((

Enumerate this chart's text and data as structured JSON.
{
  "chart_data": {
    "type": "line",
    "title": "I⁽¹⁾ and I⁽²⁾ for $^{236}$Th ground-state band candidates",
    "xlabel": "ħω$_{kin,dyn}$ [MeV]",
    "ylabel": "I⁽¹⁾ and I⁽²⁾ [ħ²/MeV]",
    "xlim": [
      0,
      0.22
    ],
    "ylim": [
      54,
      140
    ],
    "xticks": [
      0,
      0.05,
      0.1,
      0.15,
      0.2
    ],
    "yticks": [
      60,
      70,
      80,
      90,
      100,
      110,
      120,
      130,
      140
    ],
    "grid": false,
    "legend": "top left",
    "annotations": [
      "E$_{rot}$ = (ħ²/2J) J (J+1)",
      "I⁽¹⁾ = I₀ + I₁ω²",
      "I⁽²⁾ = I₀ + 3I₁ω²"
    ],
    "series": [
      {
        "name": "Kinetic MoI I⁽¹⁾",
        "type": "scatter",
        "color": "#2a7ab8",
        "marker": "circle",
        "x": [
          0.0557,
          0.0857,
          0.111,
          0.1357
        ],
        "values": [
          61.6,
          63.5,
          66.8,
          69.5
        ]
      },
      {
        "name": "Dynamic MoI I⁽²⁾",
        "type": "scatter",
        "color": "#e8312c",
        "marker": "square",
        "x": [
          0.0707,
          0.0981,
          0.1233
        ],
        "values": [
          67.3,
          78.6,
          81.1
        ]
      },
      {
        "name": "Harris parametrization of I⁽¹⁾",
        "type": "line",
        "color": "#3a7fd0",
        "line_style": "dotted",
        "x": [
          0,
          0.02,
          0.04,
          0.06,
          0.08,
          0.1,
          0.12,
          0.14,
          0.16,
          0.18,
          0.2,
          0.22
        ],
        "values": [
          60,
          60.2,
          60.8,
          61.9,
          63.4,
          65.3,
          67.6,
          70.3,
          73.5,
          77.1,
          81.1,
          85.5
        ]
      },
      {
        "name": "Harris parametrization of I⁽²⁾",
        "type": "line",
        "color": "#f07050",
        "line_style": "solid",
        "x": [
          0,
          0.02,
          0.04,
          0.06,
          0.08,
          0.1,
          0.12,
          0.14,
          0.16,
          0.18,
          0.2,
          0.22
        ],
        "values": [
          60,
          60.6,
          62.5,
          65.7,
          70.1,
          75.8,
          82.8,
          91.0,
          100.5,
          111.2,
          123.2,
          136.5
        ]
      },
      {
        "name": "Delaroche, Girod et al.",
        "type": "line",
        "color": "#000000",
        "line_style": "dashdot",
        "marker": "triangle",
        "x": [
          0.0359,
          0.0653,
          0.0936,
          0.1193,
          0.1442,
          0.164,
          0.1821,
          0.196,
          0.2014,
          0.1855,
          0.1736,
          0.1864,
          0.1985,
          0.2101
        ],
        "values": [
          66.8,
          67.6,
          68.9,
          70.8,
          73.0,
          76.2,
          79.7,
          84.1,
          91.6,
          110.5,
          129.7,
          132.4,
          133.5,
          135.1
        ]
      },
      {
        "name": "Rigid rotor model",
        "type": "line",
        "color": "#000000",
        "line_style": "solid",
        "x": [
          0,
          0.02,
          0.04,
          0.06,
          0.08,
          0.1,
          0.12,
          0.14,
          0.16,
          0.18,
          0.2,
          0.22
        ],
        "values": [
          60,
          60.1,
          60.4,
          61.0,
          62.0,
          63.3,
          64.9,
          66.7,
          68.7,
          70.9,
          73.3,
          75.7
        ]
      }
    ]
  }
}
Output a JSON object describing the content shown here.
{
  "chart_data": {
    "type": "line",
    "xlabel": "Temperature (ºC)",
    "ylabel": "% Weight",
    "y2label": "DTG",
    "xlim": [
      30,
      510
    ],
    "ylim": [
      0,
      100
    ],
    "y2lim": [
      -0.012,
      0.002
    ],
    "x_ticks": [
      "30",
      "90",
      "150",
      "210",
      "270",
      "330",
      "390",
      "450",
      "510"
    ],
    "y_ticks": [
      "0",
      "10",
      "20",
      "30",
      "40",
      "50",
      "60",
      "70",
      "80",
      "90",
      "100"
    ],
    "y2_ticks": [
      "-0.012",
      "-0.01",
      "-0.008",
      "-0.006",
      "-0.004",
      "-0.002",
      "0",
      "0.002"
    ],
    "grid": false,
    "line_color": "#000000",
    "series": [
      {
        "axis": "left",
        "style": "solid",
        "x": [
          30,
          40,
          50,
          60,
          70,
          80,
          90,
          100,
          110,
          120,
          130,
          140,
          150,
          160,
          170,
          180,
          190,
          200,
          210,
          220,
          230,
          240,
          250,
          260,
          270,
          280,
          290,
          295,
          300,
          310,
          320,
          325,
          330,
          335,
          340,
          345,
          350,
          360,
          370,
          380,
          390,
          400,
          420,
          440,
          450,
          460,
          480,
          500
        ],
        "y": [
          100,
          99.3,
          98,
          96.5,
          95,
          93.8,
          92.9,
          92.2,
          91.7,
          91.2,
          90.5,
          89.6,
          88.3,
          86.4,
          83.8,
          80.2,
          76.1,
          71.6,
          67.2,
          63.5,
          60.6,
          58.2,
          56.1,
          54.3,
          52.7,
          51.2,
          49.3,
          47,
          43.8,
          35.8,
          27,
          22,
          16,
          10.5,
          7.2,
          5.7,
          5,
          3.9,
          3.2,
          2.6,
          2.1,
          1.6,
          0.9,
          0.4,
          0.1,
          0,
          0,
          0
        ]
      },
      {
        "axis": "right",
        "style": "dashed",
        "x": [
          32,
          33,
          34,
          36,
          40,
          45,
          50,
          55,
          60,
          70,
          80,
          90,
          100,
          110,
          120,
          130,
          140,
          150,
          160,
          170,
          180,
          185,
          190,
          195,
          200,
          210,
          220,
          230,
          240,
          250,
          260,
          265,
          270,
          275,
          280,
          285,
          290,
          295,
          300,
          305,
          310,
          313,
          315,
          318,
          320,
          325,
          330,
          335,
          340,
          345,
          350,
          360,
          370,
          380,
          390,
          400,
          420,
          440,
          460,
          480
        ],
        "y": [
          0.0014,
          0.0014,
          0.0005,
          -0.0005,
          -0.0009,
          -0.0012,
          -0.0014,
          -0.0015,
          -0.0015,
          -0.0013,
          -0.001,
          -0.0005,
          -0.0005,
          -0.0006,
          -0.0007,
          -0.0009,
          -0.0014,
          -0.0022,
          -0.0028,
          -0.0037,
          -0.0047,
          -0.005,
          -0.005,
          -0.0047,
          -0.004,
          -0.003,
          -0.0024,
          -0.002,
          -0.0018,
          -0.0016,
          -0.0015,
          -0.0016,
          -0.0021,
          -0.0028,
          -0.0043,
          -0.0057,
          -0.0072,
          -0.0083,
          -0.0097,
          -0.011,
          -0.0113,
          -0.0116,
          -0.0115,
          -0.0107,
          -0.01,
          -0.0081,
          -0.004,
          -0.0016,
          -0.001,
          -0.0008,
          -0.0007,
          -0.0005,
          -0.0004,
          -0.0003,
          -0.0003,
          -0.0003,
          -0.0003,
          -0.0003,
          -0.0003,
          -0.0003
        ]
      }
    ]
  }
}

))

→ **Given task**
Copy all the entries verbatim.

→ **Reply**
Enumerate this chart's text and data as structured JSON.
{
  "chart_data": {
    "type": "line",
    "title": "I⁽¹⁾ and I⁽²⁾ for $^{236}$Th ground-state band candidates",
    "xlabel": "ħω$_{kin,dyn}$ [MeV]",
    "ylabel": "I⁽¹⁾ and I⁽²⁾ [ħ²/MeV]",
    "xlim": [
      0,
      0.22
    ],
    "ylim": [
      54,
      140
    ],
    "xticks": [
      0,
      0.05,
      0.1,
      0.15,
      0.2
    ],
    "yticks": [
      60,
      70,
      80,
      90,
      100,
      110,
      120,
      130,
      140
    ],
    "grid": false,
    "legend": "top left",
    "annotations": [
      "E$_{rot}$ = (ħ²/2J) J (J+1)",
      "I⁽¹⁾ = I₀ + I₁ω²",
      "I⁽²⁾ = I₀ + 3I₁ω²"
    ],
    "series": [
      {
        "name": "Kinetic MoI I⁽¹⁾",
        "type": "scatter",
        "color": "#2a7ab8",
        "marker": "circle",
        "x": [
          0.0557,
          0.0857,
          0.111,
          0.1357
        ],
        "values": [
          61.6,
          63.5,
          66.8,
          69.5
        ]
      },
      {
        "name": "Dynamic MoI I⁽²⁾",
        "type": "scatter",
        "color": "#e8312c",
        "marker": "square",
        "x": [
          0.0707,
          0.0981,
          0.1233
        ],
        "values": [
          67.3,
          78.6,
          81.1
        ]
      },
      {
        "name": "Harris parametrization of I⁽¹⁾",
        "type": "line",
        "color": "#3a7fd0",
        "line_style": "dotted",
        "x": [
          0,
          0.02,
          0.04,
          0.06,
          0.08,
          0.1,
          0.12,
          0.14,
          0.16,
          0.18,
          0.2,
          0.22
        ],
        "values": [
          60,
          60.2,
          60.8,
          61.9,
          63.4,
          65.3,
          67.6,
          70.3,
          73.5,
          77.1,
          81.1,
          85.5
        ]
      },
      {
        "name": "Harris parametrization of I⁽²⁾",
        "type": "line",
        "color": "#f07050",
        "line_style": "solid",
        "x": [
          0,
          0.02,
          0.04,
          0.06,
          0.08,
          0.1,
          0.12,
          0.14,
          0.16,
          0.18,
          0.2,
          0.22
        ],
        "values": [
          60,
          60.6,
          62.5,
          65.7,
          70.1,
          75.8,
          82.8,
          91.0,
          100.5,
          111.2,
          123.2,
          136.5
        ]
      },
      {
        "name": "Delaroche, Girod et al.",
        "type": "line",
        "color": "#000000",
        "line_style": "dashdot",
        "marker": "triangle",
        "x": [
          0.0359,
          0.0653,
          0.0936,
          0.1193,
          0.1442,
          0.164,
          0.1821,
          0.196,
          0.2014,
          0.1855,
          0.1736,
          0.1864,
          0.1985,
          0.2101
        ],
        "values": [
          66.8,
          67.6,
          68.9,
          70.8,
          73.0,
          76.2,
          79.7,
          84.1,
          91.6,
          110.5,
          129.7,
          132.4,
          133.5,
          135.1
        ]
      },
      {
        "name": "Rigid rotor model",
        "type": "line",
        "color": "#000000",
        "line_style": "solid",
        "x": [
          0,
          0.02,
          0.04,
          0.06,
          0.08,
          0.1,
          0.12,
          0.14,
          0.16,
          0.18,
          0.2,
          0.22
        ],
        "values": [
          60,
          60.1,
          60.4,
          61.0,
          62.0,
          63.3,
          64.9,
          66.7,
          68.7,
          70.9,
          73.3,
          75.7
        ]
      }
    ]
  }
}
Output a JSON object describing the content shown here.
{
  "chart_data": {
    "type": "line",
    "xlabel": "Temperature (ºC)",
    "ylabel": "% Weight",
    "y2label": "DTG",
    "xlim": [
      30,
      510
    ],
    "ylim": [
      0,
      100
    ],
    "y2lim": [
      -0.012,
      0.002
    ],
    "x_ticks": [
      "30",
      "90",
      "150",
      "210",
      "270",
      "330",
      "390",
      "450",
      "510"
    ],
    "y_ticks": [
      "0",
      "10",
      "20",
      "30",
      "40",
      "50",
      "60",
      "70",
      "80",
      "90",
      "100"
    ],
    "y2_ticks": [
      "-0.012",
      "-0.01",
      "-0.008",
      "-0.006",
      "-0.004",
      "-0.002",
      "0",
      "0.002"
    ],
    "grid": false,
    "line_color": "#000000",
    "series": [
      {
        "axis": "left",
        "style": "solid",
        "x": [
          30,
          40,
          50,
          60,
          70,
          80,
          90,
          100,
          110,
          120,
          130,
          140,
          150,
          160,
          170,
          180,
          190,
          200,
          210,
          220,
          230,
          240,
          250,
          260,
          270,
          280,
          290,
          295,
          300,
          310,
          320,
          325,
          330,
          335,
          340,
          345,
          350,
          360,
          370,
          380,
          390,
          400,
          420,
          440,
          450,
          460,
          480,
          500
        ],
        "y": [
          100,
          99.3,
          98,
          96.5,
          95,
          93.8,
          92.9,
          92.2,
          91.7,
          91.2,
          90.5,
          89.6,
          88.3,
          86.4,
          83.8,
          80.2,
          76.1,
          71.6,
          67.2,
          63.5,
          60.6,
          58.2,
          56.1,
          54.3,
          52.7,
          51.2,
          49.3,
          47,
          43.8,
          35.8,
          27,
          22,
          16,
          10.5,
          7.2,
          5.7,
          5,
          3.9,
          3.2,
          2.6,
          2.1,
          1.6,
          0.9,
          0.4,
          0.1,
          0,
          0,
          0
        ]
      },
      {
        "axis": "right",
        "style": "dashed",
        "x": [
          32,
          33,
          34,
          36,
          40,
          45,
          50,
          55,
          60,
          70,
          80,
          90,
          100,
          110,
          120,
          130,
          140,
          150,
          160,
          170,
          180,
          185,
          190,
          195,
          200,
          210,
          220,
          230,
          240,
          250,
          260,
          265,
          270,
          275,
          280,
          285,
          290,
          295,
          300,
          305,
          310,
          313,
          315,
          318,
          320,
          325,
          330,
          335,
          340,
          345,
          350,
          360,
          370,
          380,
          390,
          400,
          420,
          440,
          460,
          480
        ],
        "y": [
          0.0014,
          0.0014,
          0.0005,
          -0.0005,
          -0.0009,
          -0.0012,
          -0.0014,
          -0.0015,
          -0.0015,
          -0.0013,
          -0.001,
          -0.0005,
          -0.0005,
          -0.0006,
          -0.0007,
          -0.0009,
          -0.0014,
          -0.0022,
          -0.0028,
          -0.0037,
          -0.0047,
          -0.005,
          -0.005,
          -0.0047,
          -0.004,
          -0.003,
          -0.0024,
          -0.002,
          -0.0018,
          -0.0016,
          -0.0015,
          -0.0016,
          -0.0021,
          -0.0028,
          -0.0043,
          -0.0057,
          -0.0072,
          -0.0083,
          -0.0097,
          -0.011,
          -0.0113,
          -0.0116,
          -0.0115,
          -0.0107,
          -0.01,
          -0.0081,
          -0.004,
          -0.0016,
          -0.001,
          -0.0008,
          -0.0007,
          -0.0005,
          -0.0004,
          -0.0003,
          -0.0003,
          -0.0003,
          -0.0003,
          -0.0003,
          -0.0003,
          -0.0003
        ]
      }
    ]
  }
}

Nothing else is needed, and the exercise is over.